start DATA
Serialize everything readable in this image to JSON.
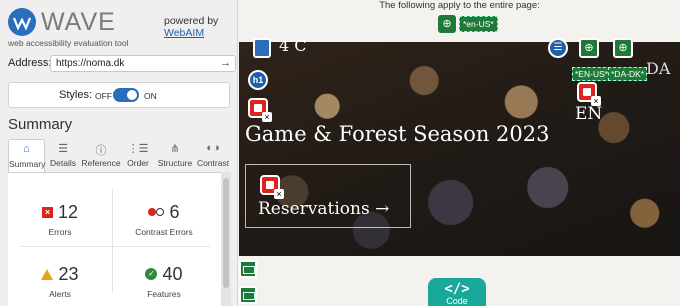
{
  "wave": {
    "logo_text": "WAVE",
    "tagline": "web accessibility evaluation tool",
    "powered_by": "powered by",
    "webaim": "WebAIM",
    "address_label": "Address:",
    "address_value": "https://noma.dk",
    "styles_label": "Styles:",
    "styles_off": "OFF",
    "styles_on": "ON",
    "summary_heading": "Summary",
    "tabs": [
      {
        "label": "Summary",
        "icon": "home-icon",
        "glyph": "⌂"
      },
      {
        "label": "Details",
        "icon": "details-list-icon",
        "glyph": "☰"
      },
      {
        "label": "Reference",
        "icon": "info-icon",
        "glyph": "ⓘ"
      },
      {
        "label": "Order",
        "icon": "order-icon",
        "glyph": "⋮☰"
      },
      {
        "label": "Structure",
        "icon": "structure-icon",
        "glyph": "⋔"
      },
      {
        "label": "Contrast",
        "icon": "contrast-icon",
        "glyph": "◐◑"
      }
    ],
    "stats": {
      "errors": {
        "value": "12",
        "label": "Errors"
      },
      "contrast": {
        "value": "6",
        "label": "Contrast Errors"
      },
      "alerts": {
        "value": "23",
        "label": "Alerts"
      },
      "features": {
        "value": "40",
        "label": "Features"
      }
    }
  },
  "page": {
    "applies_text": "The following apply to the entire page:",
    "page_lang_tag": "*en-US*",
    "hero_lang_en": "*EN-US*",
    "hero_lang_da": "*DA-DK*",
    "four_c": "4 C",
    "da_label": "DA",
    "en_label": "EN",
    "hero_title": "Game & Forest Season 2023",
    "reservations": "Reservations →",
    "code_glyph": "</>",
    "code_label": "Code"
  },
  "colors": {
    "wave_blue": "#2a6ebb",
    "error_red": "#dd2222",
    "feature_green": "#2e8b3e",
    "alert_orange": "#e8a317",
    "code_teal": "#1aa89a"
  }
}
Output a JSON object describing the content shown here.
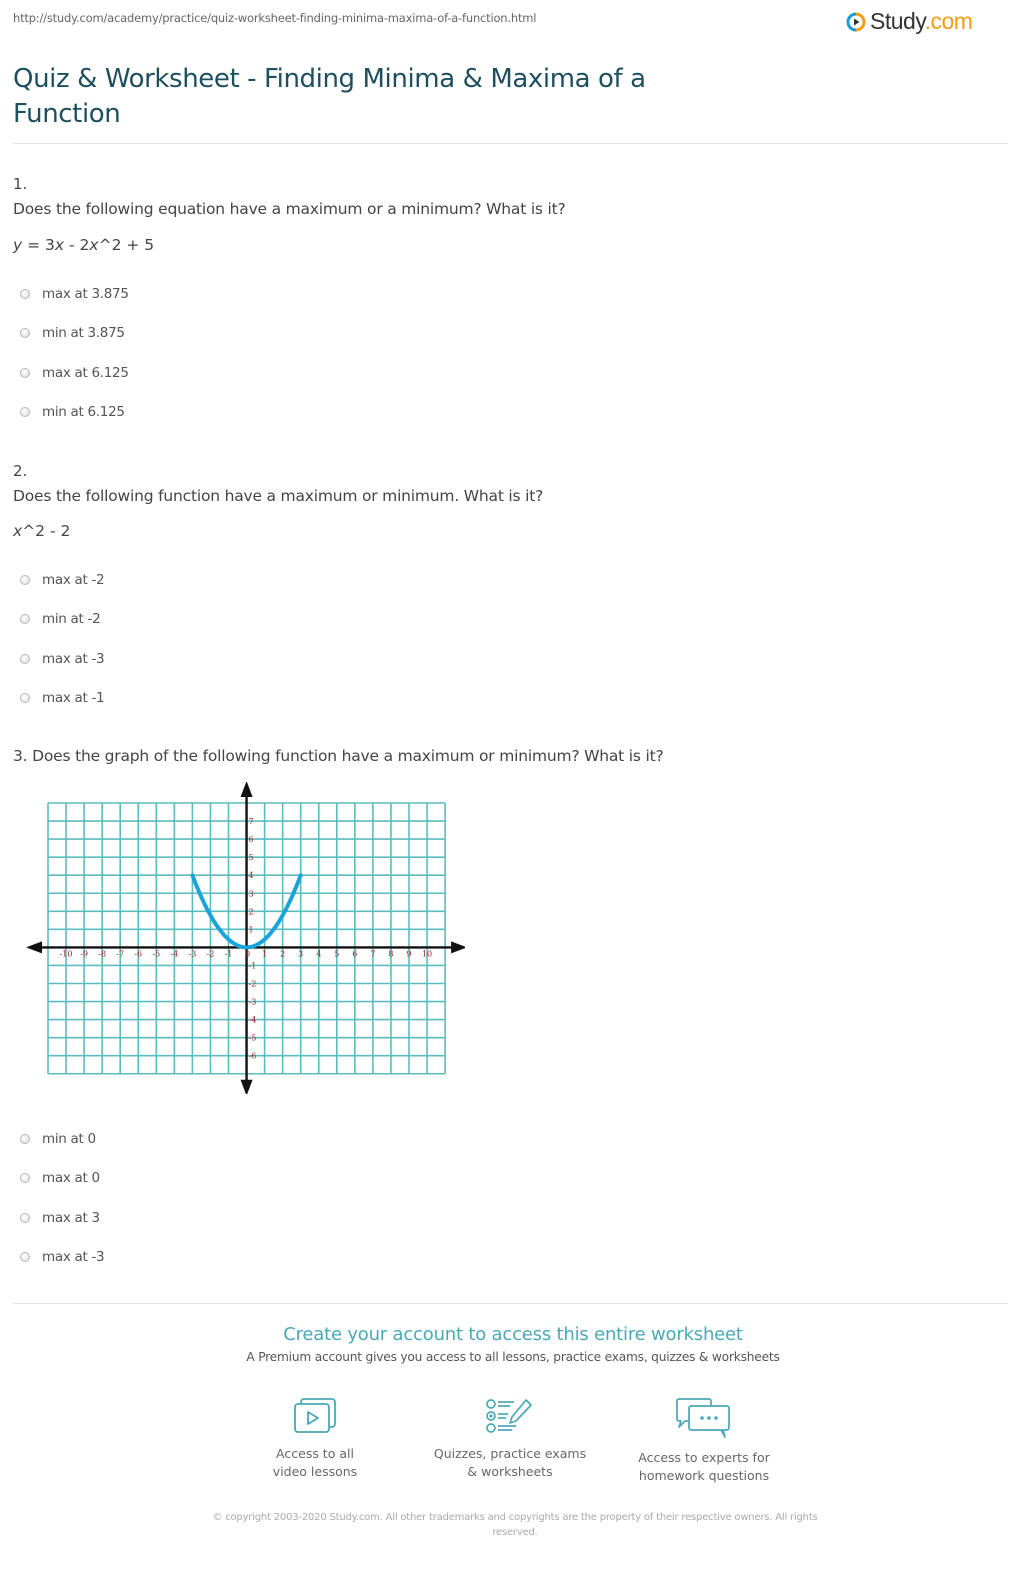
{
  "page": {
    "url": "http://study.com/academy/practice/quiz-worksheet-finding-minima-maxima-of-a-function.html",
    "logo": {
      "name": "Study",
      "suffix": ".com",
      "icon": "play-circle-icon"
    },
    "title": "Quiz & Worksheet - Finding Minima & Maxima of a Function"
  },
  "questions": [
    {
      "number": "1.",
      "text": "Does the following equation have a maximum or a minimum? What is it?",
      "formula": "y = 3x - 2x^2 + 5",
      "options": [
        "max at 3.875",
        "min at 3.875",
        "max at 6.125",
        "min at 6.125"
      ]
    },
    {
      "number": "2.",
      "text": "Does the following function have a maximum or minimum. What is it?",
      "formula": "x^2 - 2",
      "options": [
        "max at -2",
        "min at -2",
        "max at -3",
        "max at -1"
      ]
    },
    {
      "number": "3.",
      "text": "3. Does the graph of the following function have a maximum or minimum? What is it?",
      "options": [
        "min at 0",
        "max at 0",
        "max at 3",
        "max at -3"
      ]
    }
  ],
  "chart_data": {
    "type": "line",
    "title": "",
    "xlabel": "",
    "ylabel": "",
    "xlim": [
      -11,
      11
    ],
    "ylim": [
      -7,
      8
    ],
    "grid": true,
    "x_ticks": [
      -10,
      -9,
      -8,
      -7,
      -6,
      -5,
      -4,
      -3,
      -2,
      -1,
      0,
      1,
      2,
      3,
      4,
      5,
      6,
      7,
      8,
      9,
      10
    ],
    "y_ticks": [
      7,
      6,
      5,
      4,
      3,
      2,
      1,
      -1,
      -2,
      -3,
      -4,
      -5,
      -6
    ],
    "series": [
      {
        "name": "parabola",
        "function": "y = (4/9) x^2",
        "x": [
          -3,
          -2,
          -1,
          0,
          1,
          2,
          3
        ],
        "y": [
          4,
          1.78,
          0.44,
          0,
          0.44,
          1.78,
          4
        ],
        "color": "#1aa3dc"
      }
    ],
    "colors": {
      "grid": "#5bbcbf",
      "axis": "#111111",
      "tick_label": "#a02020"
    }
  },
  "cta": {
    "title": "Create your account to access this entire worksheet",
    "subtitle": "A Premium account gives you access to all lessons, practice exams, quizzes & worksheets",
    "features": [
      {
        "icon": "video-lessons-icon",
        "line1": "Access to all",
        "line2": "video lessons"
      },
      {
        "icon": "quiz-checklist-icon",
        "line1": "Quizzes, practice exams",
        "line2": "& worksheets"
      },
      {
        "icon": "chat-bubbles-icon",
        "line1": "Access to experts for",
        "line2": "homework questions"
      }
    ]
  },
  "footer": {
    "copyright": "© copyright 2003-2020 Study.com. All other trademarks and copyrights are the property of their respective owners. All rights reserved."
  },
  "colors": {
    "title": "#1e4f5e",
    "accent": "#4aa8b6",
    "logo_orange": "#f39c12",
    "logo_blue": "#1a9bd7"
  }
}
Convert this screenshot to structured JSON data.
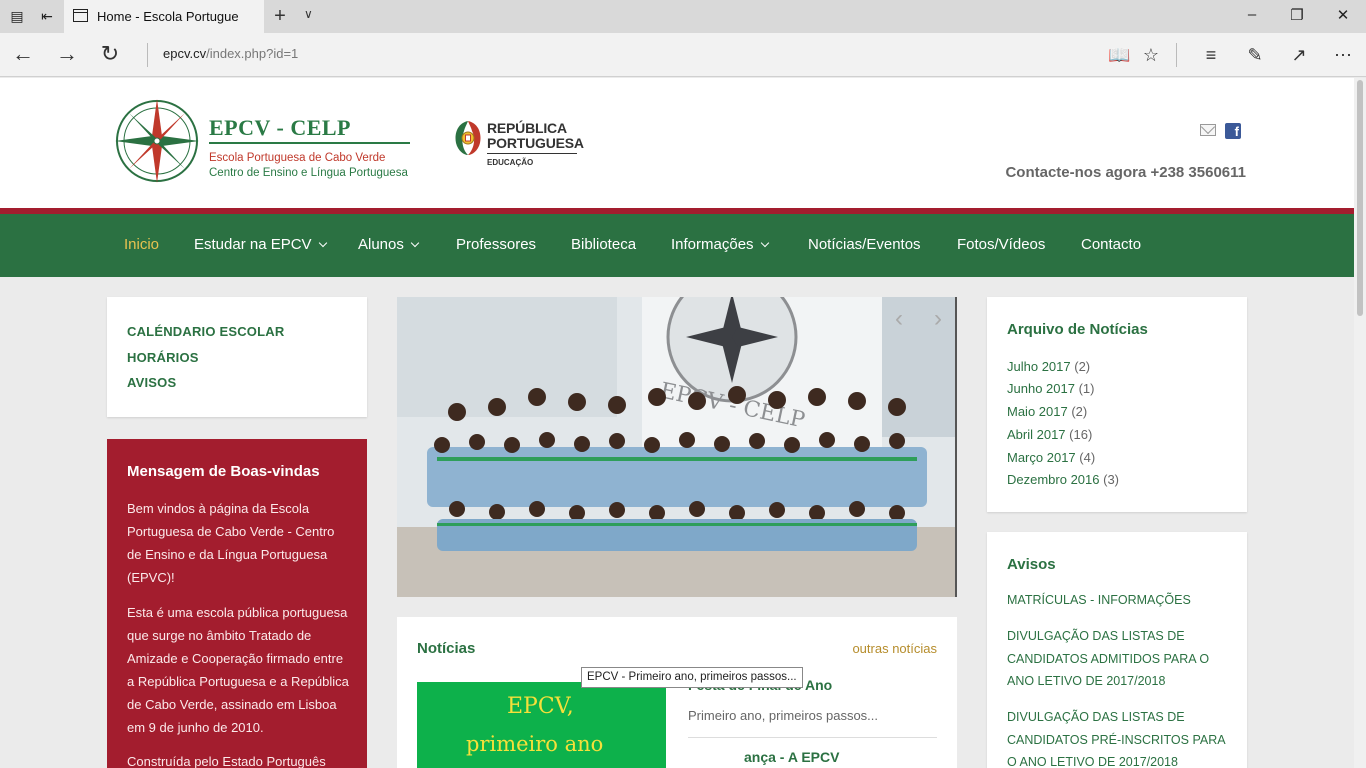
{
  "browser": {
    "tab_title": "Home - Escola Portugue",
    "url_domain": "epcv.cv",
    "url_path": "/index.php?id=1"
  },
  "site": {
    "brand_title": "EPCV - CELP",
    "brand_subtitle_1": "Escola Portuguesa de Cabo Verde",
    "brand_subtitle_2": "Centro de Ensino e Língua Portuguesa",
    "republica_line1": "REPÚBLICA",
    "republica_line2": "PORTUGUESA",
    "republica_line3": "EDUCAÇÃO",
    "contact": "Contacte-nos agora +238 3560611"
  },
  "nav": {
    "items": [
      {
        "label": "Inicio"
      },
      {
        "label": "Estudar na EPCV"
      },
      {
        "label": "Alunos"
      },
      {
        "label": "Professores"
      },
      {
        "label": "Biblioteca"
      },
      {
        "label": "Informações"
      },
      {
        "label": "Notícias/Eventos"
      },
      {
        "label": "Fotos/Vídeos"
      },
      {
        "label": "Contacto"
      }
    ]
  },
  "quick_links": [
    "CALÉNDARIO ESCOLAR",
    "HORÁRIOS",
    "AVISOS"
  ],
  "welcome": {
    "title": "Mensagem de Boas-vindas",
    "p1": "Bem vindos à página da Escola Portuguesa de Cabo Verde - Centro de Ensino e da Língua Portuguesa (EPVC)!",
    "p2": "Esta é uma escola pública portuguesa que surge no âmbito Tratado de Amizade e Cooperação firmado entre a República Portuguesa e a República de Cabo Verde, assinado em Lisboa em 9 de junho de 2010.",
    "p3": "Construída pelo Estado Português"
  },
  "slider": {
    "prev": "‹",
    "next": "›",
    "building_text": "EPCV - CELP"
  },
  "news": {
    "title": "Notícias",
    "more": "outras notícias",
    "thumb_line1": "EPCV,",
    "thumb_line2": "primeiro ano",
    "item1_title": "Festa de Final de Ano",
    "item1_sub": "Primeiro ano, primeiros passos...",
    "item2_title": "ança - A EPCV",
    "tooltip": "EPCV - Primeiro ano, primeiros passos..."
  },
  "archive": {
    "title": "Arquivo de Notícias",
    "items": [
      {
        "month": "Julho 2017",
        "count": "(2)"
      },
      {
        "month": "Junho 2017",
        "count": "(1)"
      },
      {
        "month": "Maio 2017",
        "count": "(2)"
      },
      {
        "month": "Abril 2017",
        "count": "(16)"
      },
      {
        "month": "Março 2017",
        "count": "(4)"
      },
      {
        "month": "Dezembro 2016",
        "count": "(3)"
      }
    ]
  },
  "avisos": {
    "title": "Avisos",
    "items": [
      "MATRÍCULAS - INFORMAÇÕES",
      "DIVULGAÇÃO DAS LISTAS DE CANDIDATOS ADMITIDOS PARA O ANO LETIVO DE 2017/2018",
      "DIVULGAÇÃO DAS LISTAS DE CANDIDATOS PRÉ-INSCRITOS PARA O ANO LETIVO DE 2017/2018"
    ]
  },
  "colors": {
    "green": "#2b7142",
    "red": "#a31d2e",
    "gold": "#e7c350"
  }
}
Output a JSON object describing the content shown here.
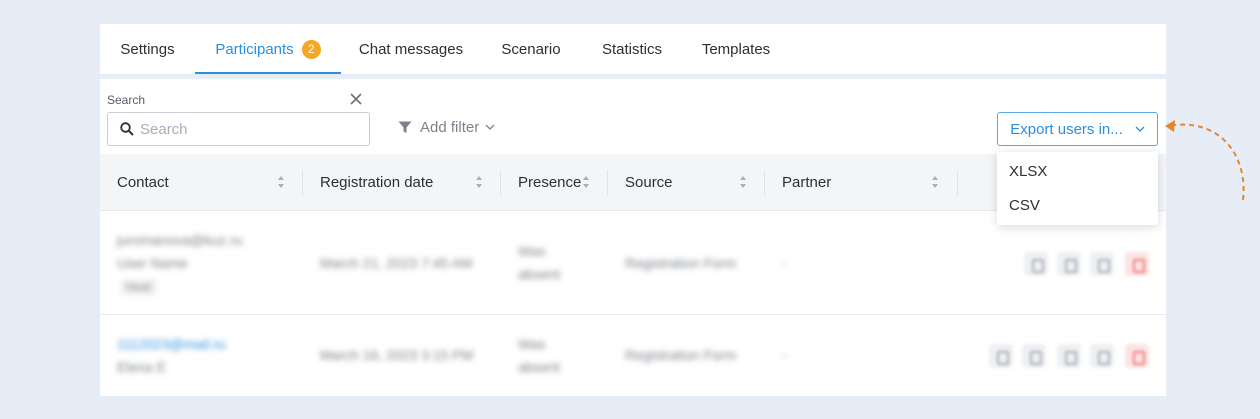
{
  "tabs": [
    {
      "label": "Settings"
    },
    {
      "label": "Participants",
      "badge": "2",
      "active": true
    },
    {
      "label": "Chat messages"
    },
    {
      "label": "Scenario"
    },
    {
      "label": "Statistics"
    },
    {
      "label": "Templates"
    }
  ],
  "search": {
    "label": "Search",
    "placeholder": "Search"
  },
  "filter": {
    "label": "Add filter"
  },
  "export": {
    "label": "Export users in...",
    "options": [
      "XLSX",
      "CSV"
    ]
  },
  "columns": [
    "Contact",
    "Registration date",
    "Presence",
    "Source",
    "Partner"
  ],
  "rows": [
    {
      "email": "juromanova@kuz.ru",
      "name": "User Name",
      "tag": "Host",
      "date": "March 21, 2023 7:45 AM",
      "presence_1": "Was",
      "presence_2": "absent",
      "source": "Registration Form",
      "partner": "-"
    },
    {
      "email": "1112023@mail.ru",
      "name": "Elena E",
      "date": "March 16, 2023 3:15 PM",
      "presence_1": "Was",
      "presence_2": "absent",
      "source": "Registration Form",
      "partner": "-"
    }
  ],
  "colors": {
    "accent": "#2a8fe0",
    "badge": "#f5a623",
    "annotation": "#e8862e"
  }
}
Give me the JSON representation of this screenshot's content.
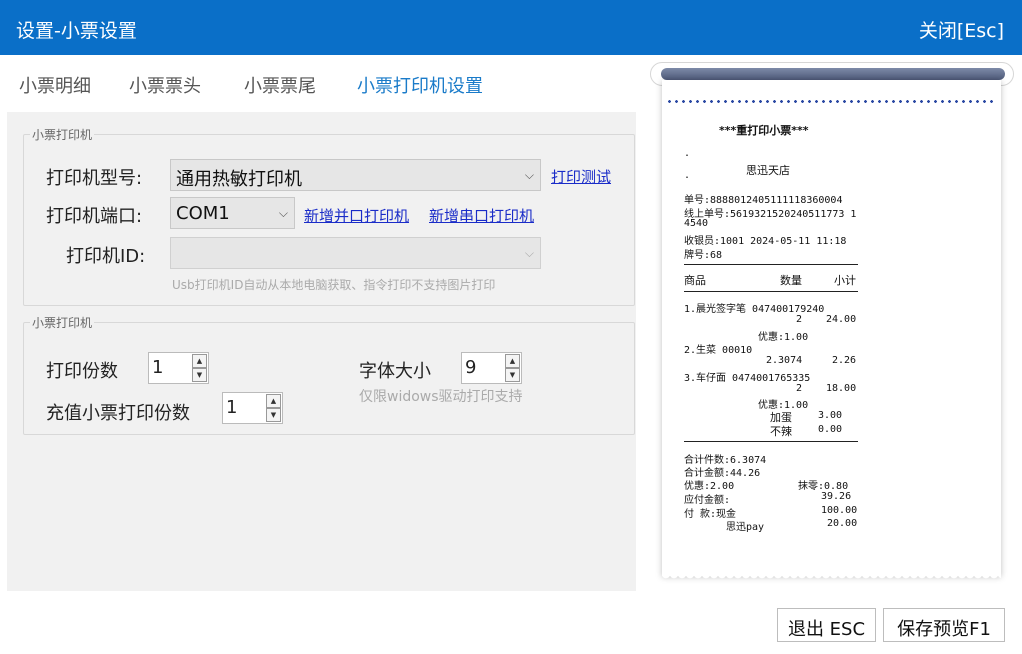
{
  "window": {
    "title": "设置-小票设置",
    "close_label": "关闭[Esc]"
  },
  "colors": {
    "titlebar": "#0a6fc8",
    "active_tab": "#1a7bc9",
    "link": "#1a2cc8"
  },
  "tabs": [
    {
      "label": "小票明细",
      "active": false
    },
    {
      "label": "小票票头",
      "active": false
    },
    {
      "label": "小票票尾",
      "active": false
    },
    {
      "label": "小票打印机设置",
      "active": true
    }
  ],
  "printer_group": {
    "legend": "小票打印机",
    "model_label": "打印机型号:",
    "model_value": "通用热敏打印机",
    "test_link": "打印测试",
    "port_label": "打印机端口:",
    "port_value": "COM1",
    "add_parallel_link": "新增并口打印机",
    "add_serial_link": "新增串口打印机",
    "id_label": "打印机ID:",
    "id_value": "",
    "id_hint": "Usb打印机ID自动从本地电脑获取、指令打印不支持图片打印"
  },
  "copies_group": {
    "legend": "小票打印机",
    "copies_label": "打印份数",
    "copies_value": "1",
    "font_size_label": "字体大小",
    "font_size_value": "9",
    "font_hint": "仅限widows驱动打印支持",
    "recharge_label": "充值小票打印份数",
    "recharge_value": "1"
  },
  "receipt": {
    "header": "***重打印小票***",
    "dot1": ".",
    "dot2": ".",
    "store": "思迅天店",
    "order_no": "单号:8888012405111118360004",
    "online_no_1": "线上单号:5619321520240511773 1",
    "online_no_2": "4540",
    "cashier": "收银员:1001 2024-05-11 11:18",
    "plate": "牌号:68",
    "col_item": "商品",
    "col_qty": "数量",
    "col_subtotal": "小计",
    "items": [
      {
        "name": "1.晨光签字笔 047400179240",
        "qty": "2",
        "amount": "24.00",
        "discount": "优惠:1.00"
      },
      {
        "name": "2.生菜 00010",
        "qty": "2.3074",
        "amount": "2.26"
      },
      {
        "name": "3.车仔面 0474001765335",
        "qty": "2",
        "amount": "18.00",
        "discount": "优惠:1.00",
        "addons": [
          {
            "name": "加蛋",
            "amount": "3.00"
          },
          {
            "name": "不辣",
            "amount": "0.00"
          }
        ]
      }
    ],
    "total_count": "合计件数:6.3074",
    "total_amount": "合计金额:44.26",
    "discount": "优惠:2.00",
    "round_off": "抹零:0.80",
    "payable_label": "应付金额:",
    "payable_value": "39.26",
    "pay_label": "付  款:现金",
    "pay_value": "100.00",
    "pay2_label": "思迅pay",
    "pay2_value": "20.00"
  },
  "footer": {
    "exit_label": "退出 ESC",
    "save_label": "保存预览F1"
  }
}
end DATA
## GIVEN TASK
Scan the material above for the string "icon" and report each line where you find it.

## RESULT
        "icon": "home-icon",
        "icon": "details-list-icon",
        "icon": "info-icon",
        "icon": "order-icon",
        "icon": "structure-icon",
        "icon": "contrast-icon",
      "icon": "play-circle-icon"
        "icon": "video-lessons-icon",
        "icon": "quiz-checklist-icon",
        "icon": "chat-bubbles-icon",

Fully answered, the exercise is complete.